DOCUMENT PASSAGE.
[Start of Attachment]
Client agrees that the maximum amount of damages she is entitled to in any claim relating to this Agreement or services provided in this Agreement are not to exceed the total cost paid to Ashlea Snell LLC or promised to be paid to Company for participation in the Workshop.

14. Limitation of Liability
In no event shall Ashlea Snell LLC be liable under this Agreement to Client or any other third party for consequential, indirect, incidental, special, exemplary, punitive, or enhanced damages, arising out of, relating to, or in connective with any breach of this Agreement, regardless of (a) whether such damages were foreseeable, (b) whether or not Client was advised of such damages, and (c) the legal or equitable theory (contract, tort, or otherwise) upon which the claim is based.

14. Sales Taxes

Should any sale and/or use tax be imposed on any part of this Agreement, such tax shall be collected from Client and remitted by Ashlea Snell LLC. All sales tax will be included on invoices.

15. Communication

All questions, concerns, feedback and coaching related questions shall be directed towards hello@ashleasnell.com and will be answered by Ashlea Snell LLC during its business days Monday thru Friday, 9am-5pm, EST. Company typically replies to emails within 72 business hours.

16. Entire Agreement

This is a binding Agreement that incorporates the entire understanding of the Parties, supersedes any other written or oral agreements between Client and Ashlea Snell LLC, and any modifications must be in writing, signed by both Parties, and physically attached to the original agreement.

17. Venue and Jurisdiction

This Agreement shall be governed by and construed in accordance with the laws of the State of Wisconsin including all matters of construction, validity, performance, and enforcement and without giving effect to the principles of conflict of laws. The Parties agree that any dispute or lawsuit arising out of, or concerning, this Agreement shall be resolved exclusively in a federal or state court of competent jurisdiction located in Green Bay, WI. The Parties assume responsibility for their own collection costs and legal fees incurred should enforcement of this Agreement should it become necessary.
[End of Attachment]
STUDY QUESTIONS.
**A)** Condense the paragraph of the workshop agreement excerpt that begins "All questions, concerns, feedback" into a short bulleted list that keeps its main facts.
**B)** Reproduce the workshop agreement excerpt word for word between "14. Sales Taxes" and "the original agreement.", inclusive.
The dataset entries come from a source unrelated to the workshop agreement excerpt.

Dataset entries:
[Start of Attachment]
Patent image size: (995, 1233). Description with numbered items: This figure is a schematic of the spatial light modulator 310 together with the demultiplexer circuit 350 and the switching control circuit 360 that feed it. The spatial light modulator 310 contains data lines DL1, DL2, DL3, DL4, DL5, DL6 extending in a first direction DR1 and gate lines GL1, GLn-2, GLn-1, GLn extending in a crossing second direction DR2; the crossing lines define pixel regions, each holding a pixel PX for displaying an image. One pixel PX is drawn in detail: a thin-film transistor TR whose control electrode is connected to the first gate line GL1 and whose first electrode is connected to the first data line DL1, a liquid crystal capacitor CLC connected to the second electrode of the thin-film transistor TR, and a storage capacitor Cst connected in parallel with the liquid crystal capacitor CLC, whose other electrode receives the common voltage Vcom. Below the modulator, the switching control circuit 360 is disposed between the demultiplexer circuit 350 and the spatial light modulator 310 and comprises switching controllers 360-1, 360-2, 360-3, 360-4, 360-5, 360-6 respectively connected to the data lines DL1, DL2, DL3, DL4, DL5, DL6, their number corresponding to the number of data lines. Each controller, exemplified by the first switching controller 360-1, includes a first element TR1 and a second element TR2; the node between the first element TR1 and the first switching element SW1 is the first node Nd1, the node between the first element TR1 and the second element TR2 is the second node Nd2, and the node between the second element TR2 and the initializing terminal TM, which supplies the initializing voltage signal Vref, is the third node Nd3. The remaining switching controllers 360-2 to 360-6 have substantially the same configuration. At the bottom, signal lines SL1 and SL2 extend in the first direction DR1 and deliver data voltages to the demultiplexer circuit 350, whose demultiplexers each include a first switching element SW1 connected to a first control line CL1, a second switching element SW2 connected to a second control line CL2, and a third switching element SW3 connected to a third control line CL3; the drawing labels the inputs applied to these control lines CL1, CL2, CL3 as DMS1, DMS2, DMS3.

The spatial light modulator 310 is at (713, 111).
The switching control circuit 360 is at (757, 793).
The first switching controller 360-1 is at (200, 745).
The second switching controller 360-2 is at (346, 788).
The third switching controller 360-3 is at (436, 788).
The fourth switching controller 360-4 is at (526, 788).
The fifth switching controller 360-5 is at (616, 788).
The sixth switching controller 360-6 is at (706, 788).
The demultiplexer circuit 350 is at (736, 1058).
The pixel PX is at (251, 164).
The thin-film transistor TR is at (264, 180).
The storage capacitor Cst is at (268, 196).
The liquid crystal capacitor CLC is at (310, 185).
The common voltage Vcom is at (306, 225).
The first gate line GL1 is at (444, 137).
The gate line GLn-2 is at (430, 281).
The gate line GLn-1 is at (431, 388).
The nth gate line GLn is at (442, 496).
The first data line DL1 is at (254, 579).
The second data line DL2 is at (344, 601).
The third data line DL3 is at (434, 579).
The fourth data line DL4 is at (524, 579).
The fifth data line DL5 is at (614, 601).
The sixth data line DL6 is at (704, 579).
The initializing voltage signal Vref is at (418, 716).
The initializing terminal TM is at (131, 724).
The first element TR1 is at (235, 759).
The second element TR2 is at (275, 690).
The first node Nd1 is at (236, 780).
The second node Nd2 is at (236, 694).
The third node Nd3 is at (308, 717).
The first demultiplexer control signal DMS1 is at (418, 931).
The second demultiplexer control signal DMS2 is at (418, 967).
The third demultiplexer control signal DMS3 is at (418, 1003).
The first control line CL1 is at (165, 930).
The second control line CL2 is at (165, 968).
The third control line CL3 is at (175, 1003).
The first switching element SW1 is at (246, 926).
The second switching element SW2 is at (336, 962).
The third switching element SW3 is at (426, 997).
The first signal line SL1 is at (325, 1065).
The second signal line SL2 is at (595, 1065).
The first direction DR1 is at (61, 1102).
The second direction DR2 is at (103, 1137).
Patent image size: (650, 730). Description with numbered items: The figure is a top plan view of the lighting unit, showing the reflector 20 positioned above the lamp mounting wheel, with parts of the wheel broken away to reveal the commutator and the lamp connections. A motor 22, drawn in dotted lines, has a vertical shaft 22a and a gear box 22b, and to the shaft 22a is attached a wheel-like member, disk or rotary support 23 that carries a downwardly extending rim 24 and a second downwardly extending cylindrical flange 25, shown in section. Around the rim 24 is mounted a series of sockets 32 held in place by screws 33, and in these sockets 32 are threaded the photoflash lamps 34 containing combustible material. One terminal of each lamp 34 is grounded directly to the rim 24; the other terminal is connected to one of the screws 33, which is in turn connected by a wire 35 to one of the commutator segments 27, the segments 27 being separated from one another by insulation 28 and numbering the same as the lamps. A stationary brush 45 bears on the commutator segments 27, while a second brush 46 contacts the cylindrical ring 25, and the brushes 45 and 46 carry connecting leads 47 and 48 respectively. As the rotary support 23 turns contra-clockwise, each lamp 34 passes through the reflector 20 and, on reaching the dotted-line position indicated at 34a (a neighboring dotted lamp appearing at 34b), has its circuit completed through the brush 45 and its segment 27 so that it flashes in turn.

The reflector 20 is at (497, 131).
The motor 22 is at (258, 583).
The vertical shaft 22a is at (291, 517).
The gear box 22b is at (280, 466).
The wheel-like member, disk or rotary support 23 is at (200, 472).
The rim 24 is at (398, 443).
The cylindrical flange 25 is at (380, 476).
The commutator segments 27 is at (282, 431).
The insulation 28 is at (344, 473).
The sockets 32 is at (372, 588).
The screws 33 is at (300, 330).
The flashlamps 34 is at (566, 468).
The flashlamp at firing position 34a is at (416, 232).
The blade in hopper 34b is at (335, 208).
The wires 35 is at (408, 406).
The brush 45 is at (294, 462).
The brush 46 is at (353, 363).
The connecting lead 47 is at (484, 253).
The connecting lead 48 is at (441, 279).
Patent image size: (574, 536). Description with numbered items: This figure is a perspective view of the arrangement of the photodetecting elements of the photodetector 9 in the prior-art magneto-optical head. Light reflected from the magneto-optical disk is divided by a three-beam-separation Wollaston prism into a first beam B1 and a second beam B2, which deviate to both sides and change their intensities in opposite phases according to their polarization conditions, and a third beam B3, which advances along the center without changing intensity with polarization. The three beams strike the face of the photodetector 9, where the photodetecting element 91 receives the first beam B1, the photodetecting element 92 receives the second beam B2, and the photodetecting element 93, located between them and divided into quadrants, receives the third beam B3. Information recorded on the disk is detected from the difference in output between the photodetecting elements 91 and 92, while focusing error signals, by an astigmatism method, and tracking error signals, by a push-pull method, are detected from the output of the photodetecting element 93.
[End of Attachment]
EXERCISE ANSWERS.
**A)**
- All questions, concerns, feedback, and coaching-related questions go to hello@ashleasnell.com.
- Ashlea Snell LLC answers them on its business days, Monday through Friday, 9am–5pm EST.
- Company typically replies to emails within 72 business hours.

**B)**
14. Sales Taxes

Should any sale and/or use tax be imposed on any part of this Agreement, such tax shall be collected from Client and remitted by Ashlea Snell LLC. All sales tax will be included on invoices.

15. Communication

All questions, concerns, feedback and coaching related questions shall be directed towards hello@ashleasnell.com and will be answered by Ashlea Snell LLC during its business days Monday thru Friday, 9am-5pm, EST. Company typically replies to emails within 72 business hours.

16. Entire Agreement

This is a binding Agreement that incorporates the entire understanding of the Parties, supersedes any other written or oral agreements between Client and Ashlea Snell LLC, and any modifications must be in writing, signed by both Parties, and physically attached to the original agreement.